_Task prompt_.
In the listing below, identify each line with the word "zone" and return those lines.

start

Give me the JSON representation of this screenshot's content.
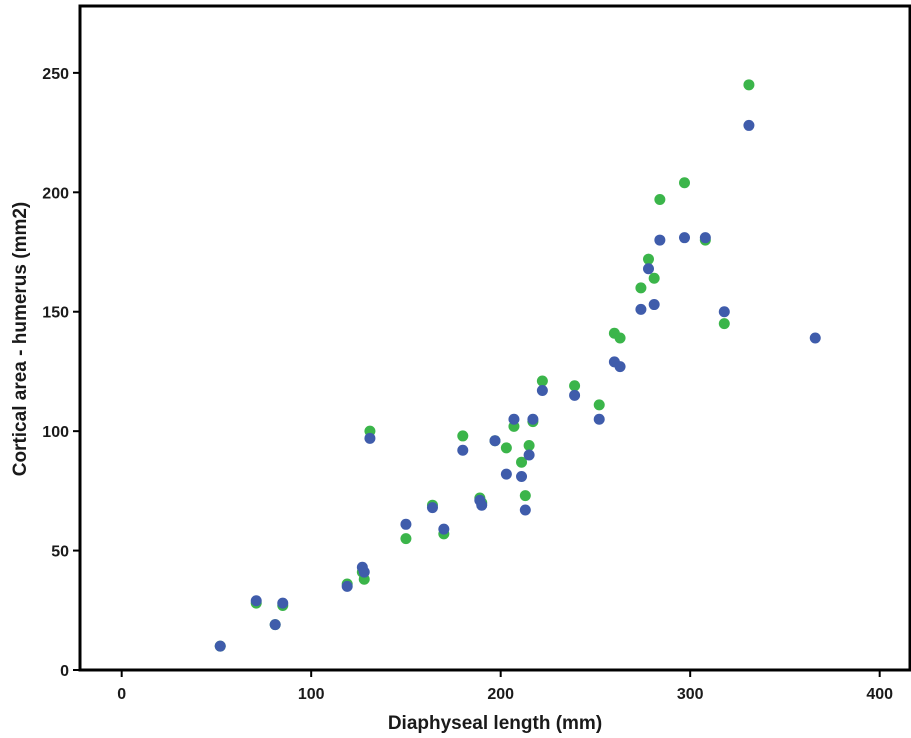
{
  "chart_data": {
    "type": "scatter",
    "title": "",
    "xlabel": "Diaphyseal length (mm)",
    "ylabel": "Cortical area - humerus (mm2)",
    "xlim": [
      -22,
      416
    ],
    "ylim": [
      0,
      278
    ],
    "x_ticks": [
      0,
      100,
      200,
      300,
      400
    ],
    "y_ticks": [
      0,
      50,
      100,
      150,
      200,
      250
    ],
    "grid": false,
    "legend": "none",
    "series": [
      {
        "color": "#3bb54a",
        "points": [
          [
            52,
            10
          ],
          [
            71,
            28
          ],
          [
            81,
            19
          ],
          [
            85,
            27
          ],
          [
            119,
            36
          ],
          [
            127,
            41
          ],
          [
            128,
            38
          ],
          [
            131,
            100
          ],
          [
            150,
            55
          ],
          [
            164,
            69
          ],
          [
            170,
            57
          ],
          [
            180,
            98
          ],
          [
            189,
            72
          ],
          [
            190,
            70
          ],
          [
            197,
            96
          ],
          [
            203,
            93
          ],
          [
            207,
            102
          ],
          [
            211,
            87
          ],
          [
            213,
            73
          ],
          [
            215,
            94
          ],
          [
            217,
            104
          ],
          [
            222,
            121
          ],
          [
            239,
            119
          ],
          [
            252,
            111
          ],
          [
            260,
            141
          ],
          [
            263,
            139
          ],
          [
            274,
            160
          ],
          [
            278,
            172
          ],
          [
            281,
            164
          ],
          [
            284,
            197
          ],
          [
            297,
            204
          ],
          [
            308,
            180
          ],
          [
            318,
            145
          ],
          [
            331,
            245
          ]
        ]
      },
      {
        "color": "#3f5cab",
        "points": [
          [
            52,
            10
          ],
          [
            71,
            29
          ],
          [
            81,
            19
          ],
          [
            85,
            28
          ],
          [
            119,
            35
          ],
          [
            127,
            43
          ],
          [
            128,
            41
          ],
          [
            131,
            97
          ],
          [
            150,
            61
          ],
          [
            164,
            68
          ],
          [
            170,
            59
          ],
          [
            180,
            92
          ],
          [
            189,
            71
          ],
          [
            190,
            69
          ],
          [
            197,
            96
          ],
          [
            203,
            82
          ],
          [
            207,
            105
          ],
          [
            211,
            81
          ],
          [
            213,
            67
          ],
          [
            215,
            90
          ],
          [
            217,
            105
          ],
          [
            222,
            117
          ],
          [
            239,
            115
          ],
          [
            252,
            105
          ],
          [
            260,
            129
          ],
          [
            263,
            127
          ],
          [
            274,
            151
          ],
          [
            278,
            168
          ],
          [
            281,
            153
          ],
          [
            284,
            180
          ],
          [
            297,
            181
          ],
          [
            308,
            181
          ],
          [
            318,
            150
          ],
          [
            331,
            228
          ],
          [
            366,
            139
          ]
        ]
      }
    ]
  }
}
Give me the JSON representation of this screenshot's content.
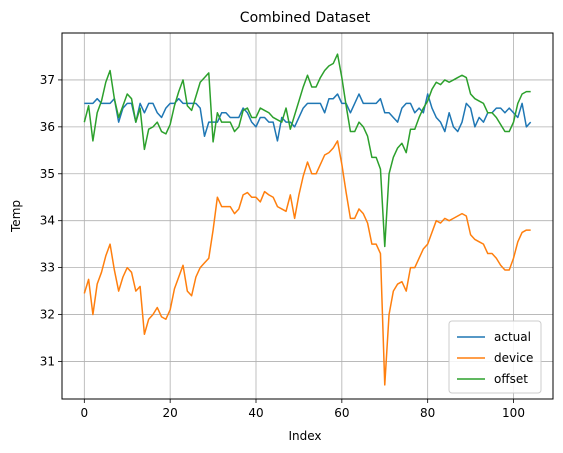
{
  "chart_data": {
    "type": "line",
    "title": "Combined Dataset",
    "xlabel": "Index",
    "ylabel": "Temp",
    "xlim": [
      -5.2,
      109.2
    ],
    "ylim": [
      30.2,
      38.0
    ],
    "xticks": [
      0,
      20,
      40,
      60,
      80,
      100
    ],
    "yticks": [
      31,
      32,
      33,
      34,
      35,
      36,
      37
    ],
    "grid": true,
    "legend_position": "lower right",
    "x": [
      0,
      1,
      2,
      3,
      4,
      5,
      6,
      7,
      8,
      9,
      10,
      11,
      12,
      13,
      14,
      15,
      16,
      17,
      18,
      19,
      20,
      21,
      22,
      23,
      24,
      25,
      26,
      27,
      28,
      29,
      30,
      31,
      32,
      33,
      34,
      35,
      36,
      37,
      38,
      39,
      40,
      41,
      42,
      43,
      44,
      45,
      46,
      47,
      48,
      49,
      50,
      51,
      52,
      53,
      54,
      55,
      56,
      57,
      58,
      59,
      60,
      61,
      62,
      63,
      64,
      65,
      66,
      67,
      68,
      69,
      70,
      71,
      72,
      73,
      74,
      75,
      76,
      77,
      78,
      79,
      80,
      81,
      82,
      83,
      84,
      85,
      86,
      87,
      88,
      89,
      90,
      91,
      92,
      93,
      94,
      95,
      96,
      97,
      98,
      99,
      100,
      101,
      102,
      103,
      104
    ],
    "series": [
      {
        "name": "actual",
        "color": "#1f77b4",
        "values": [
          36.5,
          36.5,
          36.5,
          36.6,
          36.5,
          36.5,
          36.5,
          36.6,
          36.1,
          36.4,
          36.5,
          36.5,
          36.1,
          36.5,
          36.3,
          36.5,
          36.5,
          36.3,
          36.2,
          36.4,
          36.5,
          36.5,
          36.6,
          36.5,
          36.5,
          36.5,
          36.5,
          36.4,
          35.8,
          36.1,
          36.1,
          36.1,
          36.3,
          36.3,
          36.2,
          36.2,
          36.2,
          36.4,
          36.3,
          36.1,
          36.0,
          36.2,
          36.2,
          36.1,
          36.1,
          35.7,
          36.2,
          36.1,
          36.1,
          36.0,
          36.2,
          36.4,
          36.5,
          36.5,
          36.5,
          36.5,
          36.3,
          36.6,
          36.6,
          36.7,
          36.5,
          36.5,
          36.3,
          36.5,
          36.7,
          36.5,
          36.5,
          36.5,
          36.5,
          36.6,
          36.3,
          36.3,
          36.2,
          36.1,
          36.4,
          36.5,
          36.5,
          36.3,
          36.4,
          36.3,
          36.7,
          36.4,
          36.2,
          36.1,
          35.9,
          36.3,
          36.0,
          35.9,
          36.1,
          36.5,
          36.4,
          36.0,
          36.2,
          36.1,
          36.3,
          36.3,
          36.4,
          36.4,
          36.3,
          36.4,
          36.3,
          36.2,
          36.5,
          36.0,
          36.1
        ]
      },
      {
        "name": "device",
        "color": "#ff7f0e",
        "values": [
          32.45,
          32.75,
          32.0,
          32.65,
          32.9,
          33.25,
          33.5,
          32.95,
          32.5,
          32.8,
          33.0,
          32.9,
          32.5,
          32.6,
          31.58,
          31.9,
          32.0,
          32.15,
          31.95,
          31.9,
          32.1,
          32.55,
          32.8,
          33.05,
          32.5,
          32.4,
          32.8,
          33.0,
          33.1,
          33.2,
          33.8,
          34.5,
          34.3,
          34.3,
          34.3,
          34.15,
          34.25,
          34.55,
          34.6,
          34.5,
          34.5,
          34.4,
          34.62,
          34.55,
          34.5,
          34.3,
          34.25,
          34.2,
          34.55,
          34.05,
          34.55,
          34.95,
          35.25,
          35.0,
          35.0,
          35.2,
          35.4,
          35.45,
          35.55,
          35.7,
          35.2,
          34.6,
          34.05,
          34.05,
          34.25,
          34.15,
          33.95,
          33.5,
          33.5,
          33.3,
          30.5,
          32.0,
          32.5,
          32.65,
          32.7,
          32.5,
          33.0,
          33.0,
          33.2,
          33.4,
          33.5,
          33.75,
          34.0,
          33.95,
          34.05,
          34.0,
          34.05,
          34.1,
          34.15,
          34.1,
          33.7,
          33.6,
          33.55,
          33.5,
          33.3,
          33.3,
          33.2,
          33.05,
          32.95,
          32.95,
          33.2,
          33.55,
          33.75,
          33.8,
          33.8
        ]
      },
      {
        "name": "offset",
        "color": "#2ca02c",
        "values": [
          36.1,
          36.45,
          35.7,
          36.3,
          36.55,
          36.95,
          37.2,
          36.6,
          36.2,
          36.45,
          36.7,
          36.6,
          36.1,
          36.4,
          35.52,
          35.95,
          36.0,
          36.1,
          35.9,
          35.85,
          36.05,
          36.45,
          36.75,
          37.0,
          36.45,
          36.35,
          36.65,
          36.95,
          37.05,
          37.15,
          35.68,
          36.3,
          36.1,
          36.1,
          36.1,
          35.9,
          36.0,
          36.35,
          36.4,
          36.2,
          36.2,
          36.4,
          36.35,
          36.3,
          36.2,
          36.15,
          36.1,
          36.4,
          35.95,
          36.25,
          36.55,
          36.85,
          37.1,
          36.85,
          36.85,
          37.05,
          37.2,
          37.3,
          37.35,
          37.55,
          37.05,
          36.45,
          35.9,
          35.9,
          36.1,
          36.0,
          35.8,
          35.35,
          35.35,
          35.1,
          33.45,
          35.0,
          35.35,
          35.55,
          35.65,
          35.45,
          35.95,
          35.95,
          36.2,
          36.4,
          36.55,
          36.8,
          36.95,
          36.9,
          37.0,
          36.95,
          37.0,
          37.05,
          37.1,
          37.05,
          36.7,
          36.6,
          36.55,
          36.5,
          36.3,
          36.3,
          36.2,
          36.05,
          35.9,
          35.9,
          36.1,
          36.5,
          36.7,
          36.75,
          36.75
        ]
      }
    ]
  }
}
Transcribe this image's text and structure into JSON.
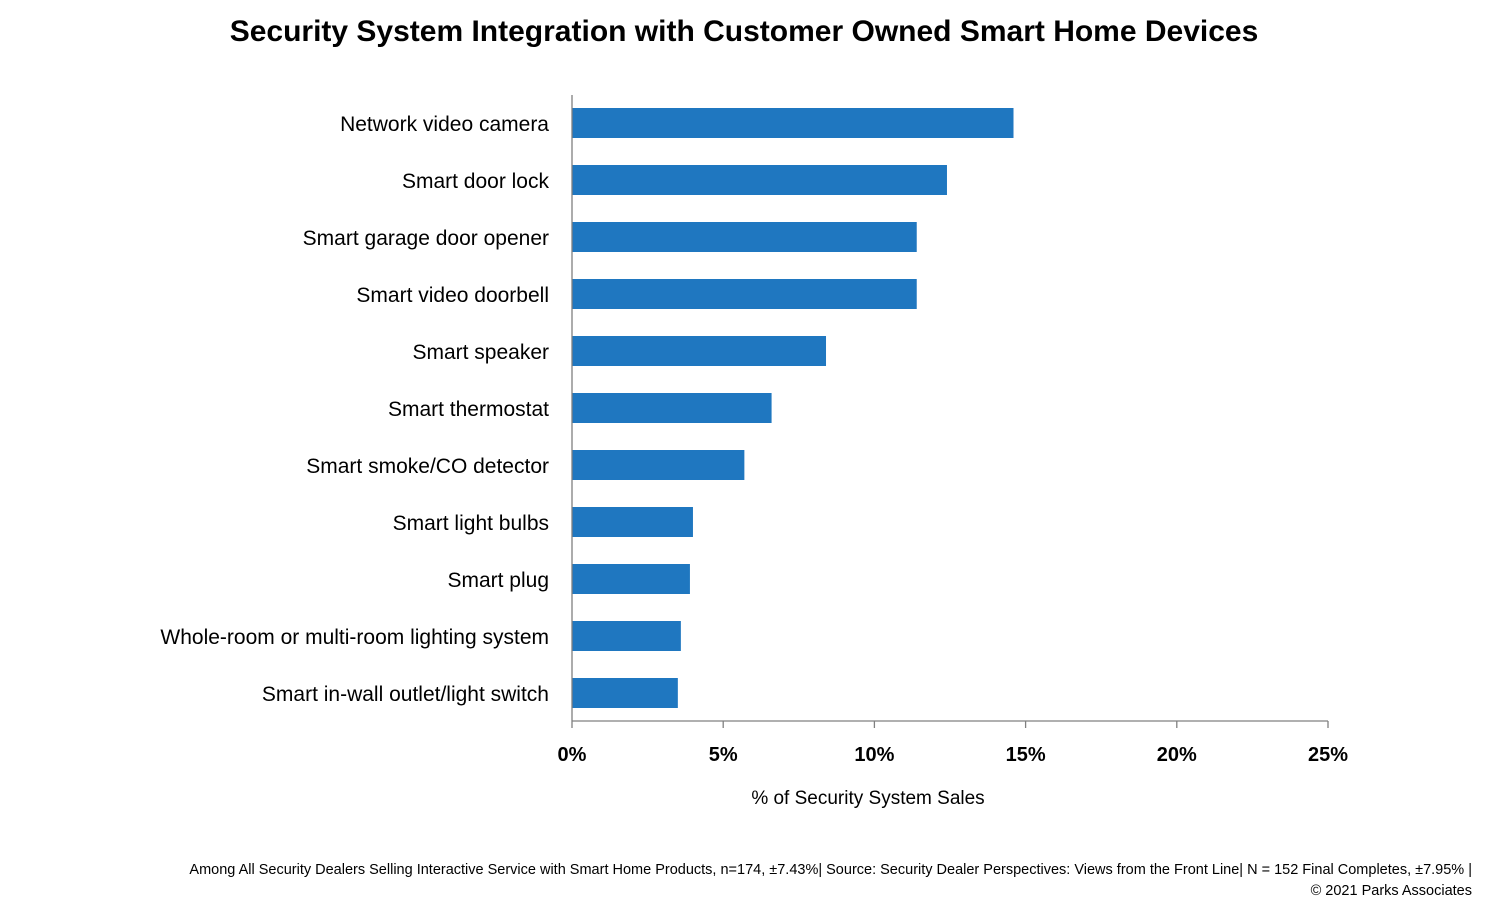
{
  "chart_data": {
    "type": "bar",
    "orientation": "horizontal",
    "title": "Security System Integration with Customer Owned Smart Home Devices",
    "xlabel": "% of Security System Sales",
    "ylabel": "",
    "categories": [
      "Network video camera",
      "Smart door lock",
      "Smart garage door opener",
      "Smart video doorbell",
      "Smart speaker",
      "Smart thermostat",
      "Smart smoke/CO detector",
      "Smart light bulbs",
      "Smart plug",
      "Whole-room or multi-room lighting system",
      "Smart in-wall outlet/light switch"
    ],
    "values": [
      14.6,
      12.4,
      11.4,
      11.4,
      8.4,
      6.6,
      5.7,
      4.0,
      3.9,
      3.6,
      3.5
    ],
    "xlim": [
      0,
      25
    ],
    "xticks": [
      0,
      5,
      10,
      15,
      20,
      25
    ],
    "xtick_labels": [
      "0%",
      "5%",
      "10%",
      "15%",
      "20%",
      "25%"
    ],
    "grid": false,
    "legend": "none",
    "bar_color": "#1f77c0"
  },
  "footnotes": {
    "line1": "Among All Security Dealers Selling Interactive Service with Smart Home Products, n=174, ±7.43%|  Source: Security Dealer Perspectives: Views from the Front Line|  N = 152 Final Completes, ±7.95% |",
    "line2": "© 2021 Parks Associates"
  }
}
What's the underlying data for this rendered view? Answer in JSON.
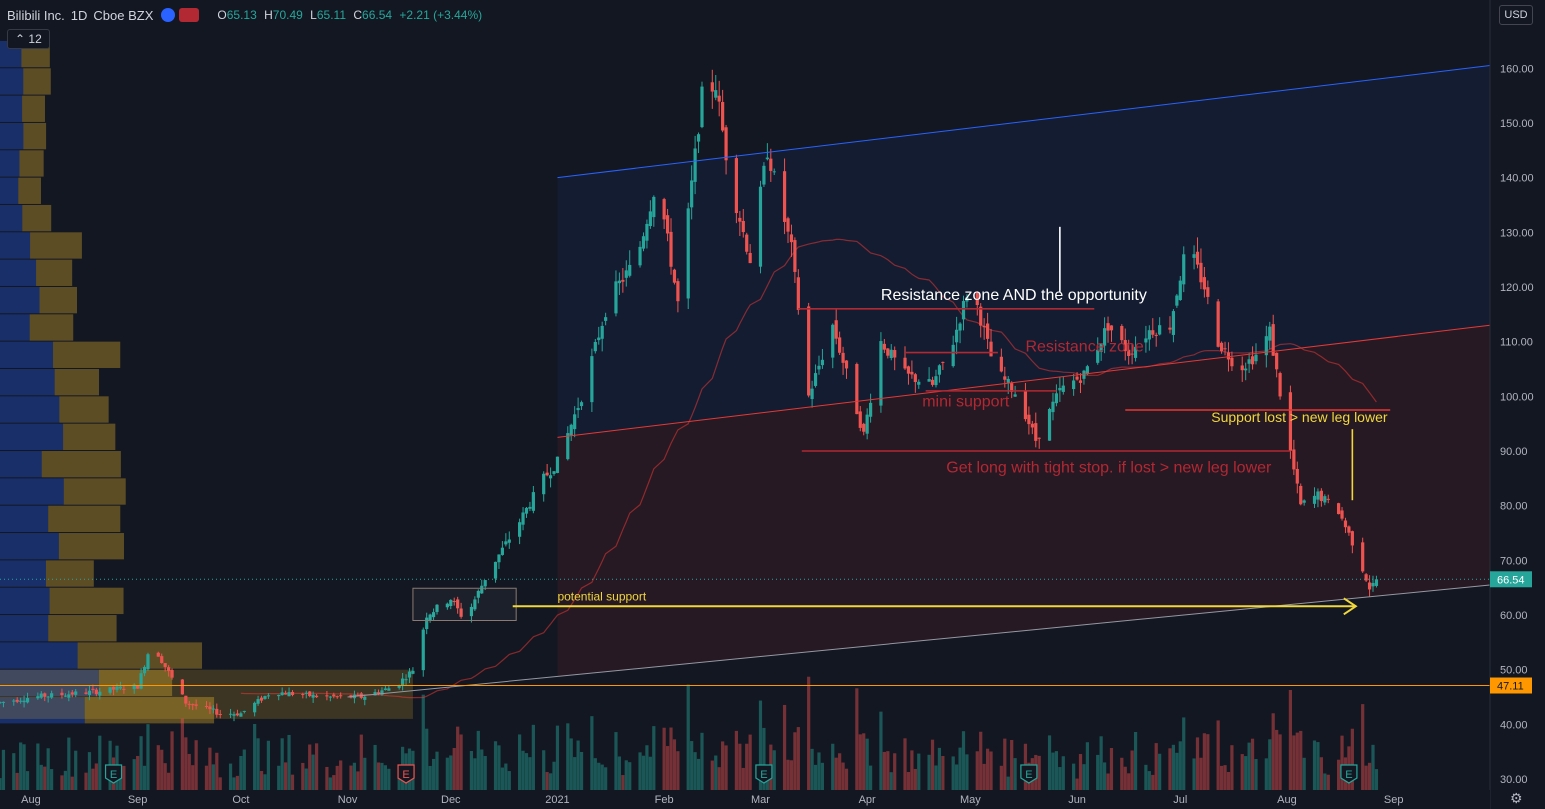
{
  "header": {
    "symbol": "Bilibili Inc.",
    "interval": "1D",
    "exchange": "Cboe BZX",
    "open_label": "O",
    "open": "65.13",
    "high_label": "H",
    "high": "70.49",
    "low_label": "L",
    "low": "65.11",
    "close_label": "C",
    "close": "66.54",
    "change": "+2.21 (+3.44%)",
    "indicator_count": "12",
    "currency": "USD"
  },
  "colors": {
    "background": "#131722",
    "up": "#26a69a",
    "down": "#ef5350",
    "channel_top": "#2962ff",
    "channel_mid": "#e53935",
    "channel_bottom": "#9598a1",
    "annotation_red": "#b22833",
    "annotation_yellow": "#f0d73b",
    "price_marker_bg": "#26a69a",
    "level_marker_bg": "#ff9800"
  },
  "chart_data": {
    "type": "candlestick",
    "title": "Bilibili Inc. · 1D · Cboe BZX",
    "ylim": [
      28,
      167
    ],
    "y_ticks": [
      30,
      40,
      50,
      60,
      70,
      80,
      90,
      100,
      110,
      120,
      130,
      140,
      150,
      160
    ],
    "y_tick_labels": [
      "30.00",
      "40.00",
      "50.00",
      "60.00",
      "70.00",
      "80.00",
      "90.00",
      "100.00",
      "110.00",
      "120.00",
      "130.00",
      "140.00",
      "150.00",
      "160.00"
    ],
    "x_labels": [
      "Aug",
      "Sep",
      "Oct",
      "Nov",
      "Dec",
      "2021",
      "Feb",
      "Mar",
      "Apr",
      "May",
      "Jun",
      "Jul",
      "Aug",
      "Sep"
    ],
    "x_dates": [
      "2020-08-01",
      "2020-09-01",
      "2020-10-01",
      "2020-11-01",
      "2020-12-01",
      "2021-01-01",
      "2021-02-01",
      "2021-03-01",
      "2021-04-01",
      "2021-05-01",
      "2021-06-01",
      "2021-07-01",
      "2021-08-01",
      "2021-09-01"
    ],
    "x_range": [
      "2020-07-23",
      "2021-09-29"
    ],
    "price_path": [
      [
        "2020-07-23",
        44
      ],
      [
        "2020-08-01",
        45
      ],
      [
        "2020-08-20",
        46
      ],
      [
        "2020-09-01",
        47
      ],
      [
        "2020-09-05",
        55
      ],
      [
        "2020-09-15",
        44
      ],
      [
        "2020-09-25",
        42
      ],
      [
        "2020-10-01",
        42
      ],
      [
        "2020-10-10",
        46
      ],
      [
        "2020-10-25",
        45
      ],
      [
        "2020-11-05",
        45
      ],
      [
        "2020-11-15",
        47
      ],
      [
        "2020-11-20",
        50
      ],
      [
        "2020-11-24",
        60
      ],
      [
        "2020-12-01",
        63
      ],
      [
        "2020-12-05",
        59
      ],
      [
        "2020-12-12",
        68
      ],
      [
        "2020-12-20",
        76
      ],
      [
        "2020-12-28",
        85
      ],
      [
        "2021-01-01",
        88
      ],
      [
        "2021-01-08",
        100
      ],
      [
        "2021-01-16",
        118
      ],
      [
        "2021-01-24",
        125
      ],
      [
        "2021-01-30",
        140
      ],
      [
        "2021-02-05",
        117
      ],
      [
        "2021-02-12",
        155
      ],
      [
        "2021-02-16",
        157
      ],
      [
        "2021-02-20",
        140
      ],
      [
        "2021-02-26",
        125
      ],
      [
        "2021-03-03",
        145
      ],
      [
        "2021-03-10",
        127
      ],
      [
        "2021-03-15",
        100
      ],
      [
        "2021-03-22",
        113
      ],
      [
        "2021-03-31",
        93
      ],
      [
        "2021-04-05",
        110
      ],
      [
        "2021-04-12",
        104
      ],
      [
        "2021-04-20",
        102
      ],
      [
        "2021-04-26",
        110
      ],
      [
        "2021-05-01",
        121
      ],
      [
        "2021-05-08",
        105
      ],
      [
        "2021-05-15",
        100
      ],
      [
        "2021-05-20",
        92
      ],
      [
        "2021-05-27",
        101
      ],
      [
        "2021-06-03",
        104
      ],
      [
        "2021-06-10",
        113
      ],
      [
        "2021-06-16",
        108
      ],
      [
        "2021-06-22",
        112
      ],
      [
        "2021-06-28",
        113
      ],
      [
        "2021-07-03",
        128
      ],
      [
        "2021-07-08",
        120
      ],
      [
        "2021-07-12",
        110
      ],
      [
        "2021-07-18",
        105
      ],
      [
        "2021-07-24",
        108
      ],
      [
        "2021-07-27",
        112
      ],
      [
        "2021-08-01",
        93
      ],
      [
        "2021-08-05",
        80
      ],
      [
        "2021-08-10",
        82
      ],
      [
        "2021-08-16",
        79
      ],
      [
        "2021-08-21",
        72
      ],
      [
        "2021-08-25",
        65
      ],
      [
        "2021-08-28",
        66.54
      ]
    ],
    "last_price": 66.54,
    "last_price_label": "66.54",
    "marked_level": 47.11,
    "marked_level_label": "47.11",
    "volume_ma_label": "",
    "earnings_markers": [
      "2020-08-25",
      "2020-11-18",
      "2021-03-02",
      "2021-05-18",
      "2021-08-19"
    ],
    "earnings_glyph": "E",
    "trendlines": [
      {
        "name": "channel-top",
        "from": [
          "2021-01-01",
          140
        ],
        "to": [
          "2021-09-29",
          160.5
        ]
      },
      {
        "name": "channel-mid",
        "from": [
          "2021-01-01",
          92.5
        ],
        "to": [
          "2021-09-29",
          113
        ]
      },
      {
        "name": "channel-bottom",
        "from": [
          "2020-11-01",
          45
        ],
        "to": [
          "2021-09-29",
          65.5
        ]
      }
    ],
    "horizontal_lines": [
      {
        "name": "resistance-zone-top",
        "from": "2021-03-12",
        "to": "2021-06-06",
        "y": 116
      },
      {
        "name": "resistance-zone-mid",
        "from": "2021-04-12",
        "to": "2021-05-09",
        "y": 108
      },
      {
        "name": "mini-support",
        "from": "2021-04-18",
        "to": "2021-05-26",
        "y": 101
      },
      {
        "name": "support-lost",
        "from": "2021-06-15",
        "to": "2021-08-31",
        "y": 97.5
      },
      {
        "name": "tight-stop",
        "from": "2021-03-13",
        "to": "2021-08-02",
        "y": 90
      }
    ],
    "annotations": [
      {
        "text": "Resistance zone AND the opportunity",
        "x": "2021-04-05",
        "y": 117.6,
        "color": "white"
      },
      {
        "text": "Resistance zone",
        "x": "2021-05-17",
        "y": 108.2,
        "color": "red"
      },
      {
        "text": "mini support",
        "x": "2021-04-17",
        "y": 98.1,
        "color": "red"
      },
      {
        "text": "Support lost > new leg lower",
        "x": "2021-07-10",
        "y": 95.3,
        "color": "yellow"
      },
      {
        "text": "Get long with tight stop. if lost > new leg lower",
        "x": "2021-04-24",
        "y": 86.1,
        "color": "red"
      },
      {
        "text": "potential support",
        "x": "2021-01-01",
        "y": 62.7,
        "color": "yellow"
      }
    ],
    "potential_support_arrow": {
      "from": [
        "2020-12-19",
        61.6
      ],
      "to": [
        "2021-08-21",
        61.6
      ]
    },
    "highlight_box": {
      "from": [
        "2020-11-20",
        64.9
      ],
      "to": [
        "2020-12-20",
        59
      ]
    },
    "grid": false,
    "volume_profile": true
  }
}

end

_Answer to this exercise_.
        "name": "resistance-zone-top",
        "name": "resistance-zone-mid",
        "text": "Resistance zone AND the opportunity",
        "text": "Resistance zone",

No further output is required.